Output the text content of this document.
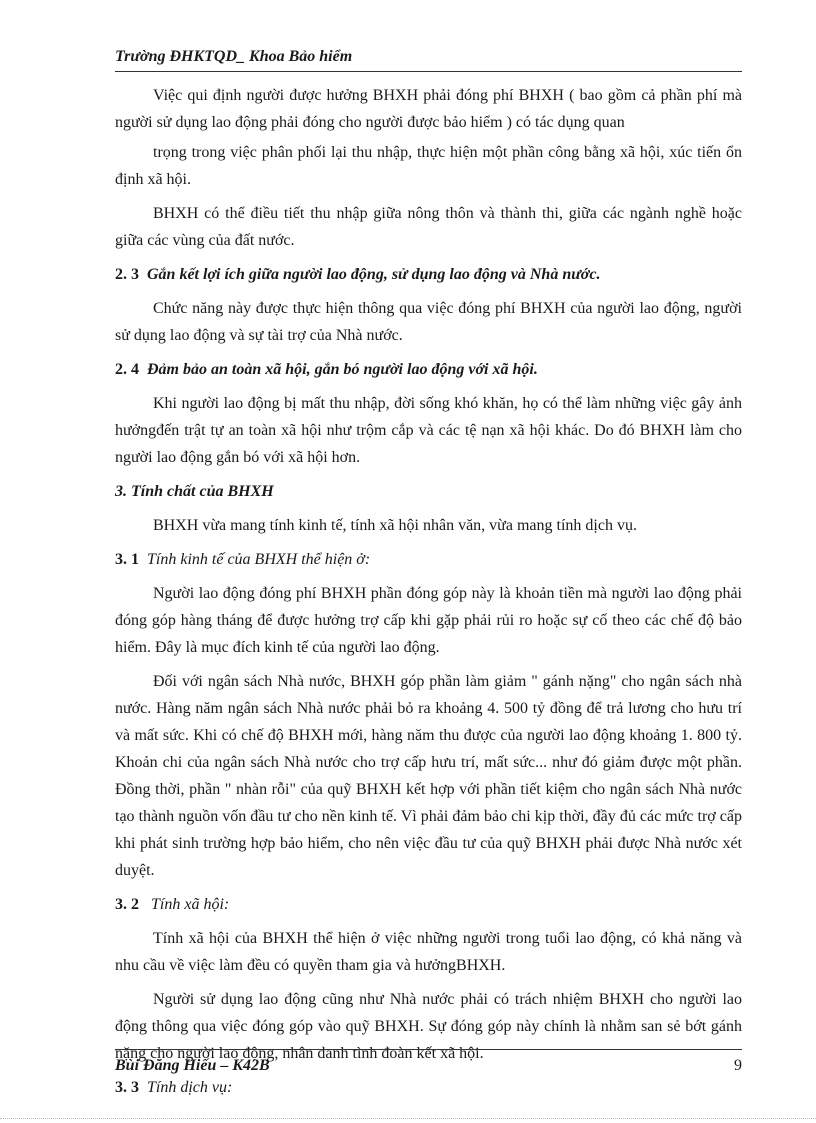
Trường ĐHKTQD_ Khoa Bảo hiểm

Việc qui định người được hưởng BHXH phải đóng phí BHXH ( bao gồm cả phần phí mà người sử dụng lao động phải đóng cho người được bảo hiểm ) có tác dụng quan

trọng trong việc phân phối lại thu nhập, thực hiện một phần công bằng xã hội, xúc tiến ổn định xã hội.

BHXH có thể điều tiết thu nhập giữa nông thôn và thành thi, giữa các ngành nghề hoặc giữa các vùng của đất nước.

2. 3 Gắn kết lợi ích giữa người lao động, sử dụng lao động và Nhà nước.

Chức năng này được thực hiện thông qua việc đóng phí BHXH của người lao động, người sử dụng lao động và sự tài trợ của Nhà nước.

2. 4 Đảm bảo an toàn xã hội, gắn bó người lao động với xã hội.

Khi người lao động bị mất thu nhập, đời sống khó khăn, họ có thể làm những việc gây ảnh hưởngđến trật tự an toàn xã hội như trộm cắp và các tệ nạn xã hội khác. Do đó BHXH làm cho người lao động gắn bó với xã hội hơn.

3. Tính chất của BHXH

BHXH vừa mang tính kinh tế, tính xã hội nhân văn, vừa mang tính dịch vụ.

3. 1 Tính kinh tế của BHXH thể hiện ở:

Người lao động đóng phí BHXH phần đóng góp này là khoản tiền mà người lao động phải đóng góp hàng tháng để được hưởng trợ cấp khi gặp phải rủi ro hoặc sự cố theo các chế độ bảo hiểm. Đây là mục đích kinh tế của người lao động.

Đối với ngân sách Nhà nước, BHXH góp phần làm giảm " gánh nặng" cho ngân sách nhà nước. Hàng năm ngân sách Nhà nước phải bỏ ra khoảng 4. 500 tỷ đồng để trả lương cho hưu trí và mất sức. Khi có chế độ BHXH mới, hàng năm thu được của người lao động khoảng 1. 800 tỷ. Khoản chi của ngân sách Nhà nước cho trợ cấp hưu trí, mất sức... như đó giảm được một phần. Đồng thời, phần " nhàn rỗi" của quỹ BHXH kết hợp với phần tiết kiệm cho ngân sách Nhà nước tạo thành nguồn vốn đầu tư cho nền kinh tế. Vì phải đảm bảo chi kịp thời, đầy đủ các mức trợ cấp khi phát sinh trường hợp bảo hiểm, cho nên việc đầu tư của quỹ BHXH phải được Nhà nước xét duyệt.

3. 2 Tính xã hội:

Tính xã hội của BHXH thể hiện ở việc những người trong tuổi lao động, có khả năng và nhu cầu về việc làm đều có quyền tham gia và hưởngBHXH.

Người sử dụng lao động cũng như Nhà nước phải có trách nhiệm BHXH cho người lao động thông qua việc đóng góp vào quỹ BHXH. Sự đóng góp này chính là nhằm san sẻ bớt gánh nặng cho người lao động, nhân danh tình đoàn kết xã hội.

3. 3 Tính dịch vụ:
Bùi Đăng Hiếu – K42B	9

::::::

- _SET EXERCISE_
Working from the material above, state how many lines contain "năng"; give only the number.

- _WRITTEN ANSWER_
2